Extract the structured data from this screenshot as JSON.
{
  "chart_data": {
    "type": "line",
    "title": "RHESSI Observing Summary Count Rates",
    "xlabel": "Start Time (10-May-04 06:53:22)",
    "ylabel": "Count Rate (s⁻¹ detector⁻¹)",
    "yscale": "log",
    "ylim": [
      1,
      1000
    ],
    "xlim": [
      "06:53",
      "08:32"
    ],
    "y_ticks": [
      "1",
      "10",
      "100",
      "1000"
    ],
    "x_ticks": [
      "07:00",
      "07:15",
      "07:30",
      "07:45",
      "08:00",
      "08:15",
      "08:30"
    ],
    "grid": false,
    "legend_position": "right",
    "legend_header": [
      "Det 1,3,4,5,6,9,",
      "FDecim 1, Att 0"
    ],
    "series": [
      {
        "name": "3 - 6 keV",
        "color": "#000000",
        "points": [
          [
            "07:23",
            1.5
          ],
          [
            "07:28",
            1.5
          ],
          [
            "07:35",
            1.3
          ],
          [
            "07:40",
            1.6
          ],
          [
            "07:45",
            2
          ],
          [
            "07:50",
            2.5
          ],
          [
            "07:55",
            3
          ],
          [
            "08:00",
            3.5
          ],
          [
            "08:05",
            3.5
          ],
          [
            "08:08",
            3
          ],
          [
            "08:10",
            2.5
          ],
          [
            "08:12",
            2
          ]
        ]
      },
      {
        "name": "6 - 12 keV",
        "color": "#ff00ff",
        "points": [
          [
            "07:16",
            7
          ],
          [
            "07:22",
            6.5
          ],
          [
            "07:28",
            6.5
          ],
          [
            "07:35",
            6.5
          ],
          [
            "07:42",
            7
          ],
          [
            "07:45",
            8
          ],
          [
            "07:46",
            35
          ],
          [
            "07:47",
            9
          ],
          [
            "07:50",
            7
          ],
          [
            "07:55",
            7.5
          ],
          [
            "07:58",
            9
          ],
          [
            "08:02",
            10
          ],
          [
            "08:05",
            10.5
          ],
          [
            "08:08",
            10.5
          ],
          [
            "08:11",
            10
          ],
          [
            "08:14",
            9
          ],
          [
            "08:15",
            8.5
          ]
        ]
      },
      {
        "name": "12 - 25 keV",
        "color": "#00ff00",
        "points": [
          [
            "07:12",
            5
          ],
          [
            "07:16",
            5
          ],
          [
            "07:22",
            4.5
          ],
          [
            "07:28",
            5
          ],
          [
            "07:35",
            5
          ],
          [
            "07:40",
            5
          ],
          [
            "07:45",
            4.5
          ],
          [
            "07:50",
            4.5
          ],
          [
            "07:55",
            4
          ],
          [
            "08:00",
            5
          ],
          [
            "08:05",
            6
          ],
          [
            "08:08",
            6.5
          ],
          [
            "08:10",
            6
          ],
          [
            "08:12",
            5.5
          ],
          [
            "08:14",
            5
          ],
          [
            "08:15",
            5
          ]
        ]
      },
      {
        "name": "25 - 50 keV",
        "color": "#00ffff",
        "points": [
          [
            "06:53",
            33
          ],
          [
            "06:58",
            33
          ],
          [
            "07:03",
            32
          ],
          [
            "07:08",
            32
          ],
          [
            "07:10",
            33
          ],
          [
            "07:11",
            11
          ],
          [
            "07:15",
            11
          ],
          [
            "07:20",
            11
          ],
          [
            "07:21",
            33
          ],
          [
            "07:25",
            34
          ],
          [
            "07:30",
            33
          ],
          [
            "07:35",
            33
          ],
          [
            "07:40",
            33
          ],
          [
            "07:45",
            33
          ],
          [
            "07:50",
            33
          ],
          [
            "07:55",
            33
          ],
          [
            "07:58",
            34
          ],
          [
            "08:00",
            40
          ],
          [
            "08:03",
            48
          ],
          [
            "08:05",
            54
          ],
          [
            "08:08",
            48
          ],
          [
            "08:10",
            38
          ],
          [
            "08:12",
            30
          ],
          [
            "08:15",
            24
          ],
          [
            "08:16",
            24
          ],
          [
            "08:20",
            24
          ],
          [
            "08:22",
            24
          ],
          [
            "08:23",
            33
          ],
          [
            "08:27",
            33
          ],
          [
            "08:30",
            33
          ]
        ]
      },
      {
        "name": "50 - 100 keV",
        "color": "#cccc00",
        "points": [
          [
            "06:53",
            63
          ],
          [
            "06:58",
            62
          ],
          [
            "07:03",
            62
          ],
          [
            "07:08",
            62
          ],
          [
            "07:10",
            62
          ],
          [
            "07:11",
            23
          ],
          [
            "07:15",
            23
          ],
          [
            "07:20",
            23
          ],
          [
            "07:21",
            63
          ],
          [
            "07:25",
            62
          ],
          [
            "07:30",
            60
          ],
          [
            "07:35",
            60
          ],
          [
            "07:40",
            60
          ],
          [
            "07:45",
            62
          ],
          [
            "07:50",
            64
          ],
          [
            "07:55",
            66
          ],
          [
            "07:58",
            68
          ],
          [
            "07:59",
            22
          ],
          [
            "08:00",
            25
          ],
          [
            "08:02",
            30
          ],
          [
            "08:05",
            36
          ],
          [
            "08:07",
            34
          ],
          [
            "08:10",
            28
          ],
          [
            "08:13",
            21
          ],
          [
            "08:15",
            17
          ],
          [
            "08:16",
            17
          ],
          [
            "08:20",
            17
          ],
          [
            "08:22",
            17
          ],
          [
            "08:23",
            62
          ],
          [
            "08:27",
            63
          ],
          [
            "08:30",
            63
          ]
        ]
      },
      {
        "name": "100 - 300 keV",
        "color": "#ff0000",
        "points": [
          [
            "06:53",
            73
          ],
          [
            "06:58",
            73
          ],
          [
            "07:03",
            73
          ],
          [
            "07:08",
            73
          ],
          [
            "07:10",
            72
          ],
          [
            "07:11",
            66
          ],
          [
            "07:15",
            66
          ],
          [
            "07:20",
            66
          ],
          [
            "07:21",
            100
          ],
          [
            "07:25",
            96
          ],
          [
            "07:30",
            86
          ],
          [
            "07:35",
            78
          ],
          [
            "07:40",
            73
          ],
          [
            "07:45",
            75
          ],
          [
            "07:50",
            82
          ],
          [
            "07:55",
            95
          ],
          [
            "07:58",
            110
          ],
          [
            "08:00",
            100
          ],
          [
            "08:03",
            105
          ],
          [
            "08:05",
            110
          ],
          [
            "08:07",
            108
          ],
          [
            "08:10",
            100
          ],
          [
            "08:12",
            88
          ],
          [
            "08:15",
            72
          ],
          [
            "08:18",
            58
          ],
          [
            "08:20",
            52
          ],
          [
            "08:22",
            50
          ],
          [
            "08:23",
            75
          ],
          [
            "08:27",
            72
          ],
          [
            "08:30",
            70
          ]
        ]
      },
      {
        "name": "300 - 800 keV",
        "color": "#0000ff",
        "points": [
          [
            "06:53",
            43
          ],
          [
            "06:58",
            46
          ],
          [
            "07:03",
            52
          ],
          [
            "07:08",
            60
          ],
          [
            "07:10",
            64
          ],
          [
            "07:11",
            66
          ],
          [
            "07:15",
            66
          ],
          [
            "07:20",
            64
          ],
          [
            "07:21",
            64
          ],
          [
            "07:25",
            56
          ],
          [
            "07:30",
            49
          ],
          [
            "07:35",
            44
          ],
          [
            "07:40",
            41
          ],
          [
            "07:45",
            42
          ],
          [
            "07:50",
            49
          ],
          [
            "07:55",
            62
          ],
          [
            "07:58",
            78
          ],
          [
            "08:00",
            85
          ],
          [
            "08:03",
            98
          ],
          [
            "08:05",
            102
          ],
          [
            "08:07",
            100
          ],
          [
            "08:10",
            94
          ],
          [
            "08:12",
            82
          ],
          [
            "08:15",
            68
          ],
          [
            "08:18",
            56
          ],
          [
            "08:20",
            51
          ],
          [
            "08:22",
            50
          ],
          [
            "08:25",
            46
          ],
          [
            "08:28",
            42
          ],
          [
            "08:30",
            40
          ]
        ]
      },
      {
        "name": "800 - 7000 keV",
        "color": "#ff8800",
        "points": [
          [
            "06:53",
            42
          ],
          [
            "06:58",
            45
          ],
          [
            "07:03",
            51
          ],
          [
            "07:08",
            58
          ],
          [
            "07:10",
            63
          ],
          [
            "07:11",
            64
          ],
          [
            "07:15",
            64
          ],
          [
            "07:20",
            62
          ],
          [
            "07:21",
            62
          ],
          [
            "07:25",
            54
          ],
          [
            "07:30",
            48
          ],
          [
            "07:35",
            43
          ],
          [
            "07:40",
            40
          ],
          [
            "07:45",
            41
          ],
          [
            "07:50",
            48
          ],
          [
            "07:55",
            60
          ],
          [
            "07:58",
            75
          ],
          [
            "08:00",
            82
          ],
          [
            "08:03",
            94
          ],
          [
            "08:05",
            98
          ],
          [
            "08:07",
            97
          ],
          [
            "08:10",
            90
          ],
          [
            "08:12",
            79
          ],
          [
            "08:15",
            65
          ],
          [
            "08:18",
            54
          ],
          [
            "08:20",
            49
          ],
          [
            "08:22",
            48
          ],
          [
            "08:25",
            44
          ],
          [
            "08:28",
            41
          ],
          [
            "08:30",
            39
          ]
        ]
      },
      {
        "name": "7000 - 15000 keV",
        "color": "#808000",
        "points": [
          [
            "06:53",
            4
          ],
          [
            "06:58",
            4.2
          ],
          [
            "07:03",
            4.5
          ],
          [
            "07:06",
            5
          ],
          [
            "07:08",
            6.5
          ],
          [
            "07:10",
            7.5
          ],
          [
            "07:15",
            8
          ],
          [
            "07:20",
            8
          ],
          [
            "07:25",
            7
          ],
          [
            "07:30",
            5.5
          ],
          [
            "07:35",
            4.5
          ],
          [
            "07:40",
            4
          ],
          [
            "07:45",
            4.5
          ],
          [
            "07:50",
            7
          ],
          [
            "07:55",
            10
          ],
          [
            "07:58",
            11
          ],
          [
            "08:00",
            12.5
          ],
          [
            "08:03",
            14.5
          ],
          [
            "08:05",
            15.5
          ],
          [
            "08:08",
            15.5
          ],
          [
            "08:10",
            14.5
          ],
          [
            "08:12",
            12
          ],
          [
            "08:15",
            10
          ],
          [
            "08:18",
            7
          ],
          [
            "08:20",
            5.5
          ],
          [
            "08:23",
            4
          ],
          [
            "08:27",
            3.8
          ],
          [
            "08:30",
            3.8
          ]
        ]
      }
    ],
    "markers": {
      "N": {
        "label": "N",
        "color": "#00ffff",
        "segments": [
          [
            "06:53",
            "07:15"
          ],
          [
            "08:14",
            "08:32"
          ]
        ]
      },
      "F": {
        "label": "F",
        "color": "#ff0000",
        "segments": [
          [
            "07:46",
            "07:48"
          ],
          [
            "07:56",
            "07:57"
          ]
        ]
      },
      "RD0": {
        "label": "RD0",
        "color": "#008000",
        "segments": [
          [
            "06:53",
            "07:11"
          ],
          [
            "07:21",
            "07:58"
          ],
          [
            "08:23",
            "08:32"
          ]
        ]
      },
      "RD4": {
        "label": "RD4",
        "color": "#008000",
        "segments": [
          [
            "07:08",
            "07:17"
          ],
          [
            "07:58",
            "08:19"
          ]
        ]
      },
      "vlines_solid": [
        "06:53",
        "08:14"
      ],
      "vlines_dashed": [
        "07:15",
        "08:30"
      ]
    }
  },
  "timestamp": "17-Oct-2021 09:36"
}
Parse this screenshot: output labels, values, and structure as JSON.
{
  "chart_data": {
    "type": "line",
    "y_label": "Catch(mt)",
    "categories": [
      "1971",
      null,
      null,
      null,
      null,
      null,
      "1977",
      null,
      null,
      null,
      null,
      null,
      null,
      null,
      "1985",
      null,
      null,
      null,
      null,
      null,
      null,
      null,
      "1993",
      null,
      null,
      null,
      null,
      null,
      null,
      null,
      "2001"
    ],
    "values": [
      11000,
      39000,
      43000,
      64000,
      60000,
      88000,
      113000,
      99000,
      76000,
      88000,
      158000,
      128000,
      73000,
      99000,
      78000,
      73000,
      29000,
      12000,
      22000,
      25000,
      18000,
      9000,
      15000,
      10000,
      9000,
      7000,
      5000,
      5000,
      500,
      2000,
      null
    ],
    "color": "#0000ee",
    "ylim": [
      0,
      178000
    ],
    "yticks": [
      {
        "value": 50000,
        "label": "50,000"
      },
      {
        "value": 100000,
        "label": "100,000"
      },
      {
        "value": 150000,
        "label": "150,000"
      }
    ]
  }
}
_ _ _ _ _
## GOAL
Where a line of the material above holds the string "name", copy that line.

## RIGHT ANSWER
        "name": "3 - 6 keV",
        "name": "6 - 12 keV",
        "name": "12 - 25 keV",
        "name": "25 - 50 keV",
        "name": "50 - 100 keV",
        "name": "100 - 300 keV",
        "name": "300 - 800 keV",
        "name": "800 - 7000 keV",
        "name": "7000 - 15000 keV",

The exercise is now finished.